→ **Written exercise**: Report how many lines in the listing below include the word "grid". Write nothing besides the number.

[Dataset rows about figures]
※ ※ ※

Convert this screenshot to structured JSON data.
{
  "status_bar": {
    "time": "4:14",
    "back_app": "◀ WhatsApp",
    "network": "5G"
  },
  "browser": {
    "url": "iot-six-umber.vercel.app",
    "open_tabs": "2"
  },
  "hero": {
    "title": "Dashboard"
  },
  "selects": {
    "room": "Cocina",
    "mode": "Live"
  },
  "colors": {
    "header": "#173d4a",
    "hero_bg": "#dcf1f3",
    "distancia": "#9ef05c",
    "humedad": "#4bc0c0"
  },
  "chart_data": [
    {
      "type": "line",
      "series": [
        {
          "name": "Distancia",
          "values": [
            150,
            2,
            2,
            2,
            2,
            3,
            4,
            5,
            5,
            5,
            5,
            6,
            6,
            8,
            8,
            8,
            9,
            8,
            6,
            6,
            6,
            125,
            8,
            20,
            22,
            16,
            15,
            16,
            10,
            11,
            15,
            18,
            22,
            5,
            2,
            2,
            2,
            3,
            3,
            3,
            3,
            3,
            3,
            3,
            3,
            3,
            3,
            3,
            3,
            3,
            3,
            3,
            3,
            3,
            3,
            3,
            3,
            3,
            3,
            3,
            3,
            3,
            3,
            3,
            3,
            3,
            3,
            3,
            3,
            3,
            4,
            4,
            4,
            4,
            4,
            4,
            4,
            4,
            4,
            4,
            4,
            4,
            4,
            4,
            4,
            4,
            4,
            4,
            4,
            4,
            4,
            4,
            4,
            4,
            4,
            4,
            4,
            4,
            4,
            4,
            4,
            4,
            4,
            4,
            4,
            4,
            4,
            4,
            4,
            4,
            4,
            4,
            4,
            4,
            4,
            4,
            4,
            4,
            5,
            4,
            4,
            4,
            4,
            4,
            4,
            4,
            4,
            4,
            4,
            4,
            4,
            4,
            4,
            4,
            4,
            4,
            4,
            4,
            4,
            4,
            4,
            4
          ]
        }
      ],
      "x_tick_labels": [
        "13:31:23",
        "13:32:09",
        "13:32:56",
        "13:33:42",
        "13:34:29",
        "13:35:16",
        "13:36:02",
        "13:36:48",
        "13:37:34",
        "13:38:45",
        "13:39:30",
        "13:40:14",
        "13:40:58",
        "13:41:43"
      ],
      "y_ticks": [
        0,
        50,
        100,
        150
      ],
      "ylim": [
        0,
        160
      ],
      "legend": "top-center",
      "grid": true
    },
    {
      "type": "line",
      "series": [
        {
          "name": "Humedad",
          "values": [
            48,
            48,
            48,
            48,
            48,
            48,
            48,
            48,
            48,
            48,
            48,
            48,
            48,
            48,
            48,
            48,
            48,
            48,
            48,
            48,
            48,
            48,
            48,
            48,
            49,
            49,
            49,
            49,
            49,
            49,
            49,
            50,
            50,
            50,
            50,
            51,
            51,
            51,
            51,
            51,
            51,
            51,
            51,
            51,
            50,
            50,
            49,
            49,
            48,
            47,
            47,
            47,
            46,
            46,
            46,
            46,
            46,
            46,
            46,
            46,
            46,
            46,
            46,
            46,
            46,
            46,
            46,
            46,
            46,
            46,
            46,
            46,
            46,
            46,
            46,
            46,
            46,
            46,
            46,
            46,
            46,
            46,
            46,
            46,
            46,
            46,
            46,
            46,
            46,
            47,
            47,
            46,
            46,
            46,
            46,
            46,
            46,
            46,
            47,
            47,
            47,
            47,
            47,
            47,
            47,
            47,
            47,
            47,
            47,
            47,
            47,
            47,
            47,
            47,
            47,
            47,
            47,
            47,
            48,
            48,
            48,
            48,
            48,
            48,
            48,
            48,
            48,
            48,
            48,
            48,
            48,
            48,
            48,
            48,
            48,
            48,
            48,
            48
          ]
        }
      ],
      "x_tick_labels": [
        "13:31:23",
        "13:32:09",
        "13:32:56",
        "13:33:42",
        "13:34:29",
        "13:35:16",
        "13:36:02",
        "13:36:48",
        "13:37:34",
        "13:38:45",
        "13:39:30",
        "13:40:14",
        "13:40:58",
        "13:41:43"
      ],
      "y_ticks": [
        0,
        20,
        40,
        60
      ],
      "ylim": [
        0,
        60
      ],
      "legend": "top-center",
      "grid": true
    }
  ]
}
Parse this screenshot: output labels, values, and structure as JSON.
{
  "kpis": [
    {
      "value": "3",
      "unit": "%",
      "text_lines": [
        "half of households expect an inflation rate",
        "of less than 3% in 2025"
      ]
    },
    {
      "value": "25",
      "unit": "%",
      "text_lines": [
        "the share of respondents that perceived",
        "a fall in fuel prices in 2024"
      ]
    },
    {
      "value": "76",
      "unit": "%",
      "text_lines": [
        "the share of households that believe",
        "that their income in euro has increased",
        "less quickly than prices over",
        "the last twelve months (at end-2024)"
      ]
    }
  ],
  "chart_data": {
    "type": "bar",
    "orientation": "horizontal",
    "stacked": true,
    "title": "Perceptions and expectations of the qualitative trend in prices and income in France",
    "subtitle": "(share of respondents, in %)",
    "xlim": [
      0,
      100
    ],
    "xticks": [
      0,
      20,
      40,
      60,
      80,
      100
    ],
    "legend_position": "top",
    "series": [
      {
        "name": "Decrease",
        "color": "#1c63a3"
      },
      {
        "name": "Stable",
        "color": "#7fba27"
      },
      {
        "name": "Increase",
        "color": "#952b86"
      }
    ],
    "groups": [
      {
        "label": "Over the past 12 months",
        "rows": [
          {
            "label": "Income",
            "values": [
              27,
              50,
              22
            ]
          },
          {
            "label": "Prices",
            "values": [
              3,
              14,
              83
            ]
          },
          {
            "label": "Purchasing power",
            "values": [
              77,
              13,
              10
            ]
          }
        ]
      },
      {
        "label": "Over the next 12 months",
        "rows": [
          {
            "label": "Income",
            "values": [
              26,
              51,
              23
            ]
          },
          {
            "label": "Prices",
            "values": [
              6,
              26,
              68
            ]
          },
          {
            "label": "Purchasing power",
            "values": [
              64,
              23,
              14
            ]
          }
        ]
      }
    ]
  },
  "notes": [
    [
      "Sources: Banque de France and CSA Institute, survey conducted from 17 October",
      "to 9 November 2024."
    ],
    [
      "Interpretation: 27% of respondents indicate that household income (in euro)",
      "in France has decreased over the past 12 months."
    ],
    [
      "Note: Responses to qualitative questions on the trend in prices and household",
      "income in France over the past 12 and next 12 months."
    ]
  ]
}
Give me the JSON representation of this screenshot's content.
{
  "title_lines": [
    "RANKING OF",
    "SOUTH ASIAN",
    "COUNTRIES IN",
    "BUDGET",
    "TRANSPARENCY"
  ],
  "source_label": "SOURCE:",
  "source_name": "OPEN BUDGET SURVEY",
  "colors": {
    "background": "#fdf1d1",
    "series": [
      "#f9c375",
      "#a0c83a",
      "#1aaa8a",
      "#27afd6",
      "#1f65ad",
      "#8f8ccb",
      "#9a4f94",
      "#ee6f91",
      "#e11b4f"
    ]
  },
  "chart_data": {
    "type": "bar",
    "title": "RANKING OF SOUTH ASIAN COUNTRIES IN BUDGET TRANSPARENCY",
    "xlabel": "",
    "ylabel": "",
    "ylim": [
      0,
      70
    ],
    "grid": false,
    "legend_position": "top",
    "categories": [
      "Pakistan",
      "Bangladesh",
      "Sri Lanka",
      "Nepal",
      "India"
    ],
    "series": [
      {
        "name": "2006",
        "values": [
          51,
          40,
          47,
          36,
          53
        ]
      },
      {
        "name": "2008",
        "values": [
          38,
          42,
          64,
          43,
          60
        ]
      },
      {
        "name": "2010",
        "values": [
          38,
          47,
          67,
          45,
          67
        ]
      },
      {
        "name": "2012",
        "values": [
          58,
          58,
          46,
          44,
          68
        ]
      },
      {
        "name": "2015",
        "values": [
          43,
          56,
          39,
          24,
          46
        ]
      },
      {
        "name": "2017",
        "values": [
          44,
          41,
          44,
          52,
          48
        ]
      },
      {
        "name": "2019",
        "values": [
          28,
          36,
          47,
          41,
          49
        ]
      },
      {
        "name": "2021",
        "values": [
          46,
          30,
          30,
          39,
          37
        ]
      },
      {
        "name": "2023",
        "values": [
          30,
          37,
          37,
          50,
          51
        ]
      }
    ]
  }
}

※ ※ ※

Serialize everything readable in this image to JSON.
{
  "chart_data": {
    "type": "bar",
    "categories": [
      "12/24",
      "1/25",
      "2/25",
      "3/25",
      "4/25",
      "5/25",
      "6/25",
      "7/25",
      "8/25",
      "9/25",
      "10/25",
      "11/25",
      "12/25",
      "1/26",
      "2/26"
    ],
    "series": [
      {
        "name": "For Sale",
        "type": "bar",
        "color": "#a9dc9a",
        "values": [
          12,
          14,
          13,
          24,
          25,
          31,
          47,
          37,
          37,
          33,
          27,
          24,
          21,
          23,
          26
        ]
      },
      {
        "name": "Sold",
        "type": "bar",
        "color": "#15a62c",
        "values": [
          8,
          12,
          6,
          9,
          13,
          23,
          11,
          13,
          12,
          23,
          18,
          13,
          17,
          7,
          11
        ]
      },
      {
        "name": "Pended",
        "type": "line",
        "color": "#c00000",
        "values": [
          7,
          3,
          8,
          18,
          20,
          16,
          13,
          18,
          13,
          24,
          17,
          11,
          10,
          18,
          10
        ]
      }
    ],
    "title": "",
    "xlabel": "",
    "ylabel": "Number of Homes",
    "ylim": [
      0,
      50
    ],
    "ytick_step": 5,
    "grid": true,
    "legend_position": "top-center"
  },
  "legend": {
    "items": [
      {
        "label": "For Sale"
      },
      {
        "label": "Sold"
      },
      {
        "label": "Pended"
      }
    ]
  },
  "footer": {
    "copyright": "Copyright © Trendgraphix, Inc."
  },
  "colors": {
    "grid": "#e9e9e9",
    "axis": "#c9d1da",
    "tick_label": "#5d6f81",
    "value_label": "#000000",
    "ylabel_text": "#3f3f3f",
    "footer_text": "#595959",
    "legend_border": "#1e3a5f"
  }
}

※ ※ ※

→ **Task output**: 5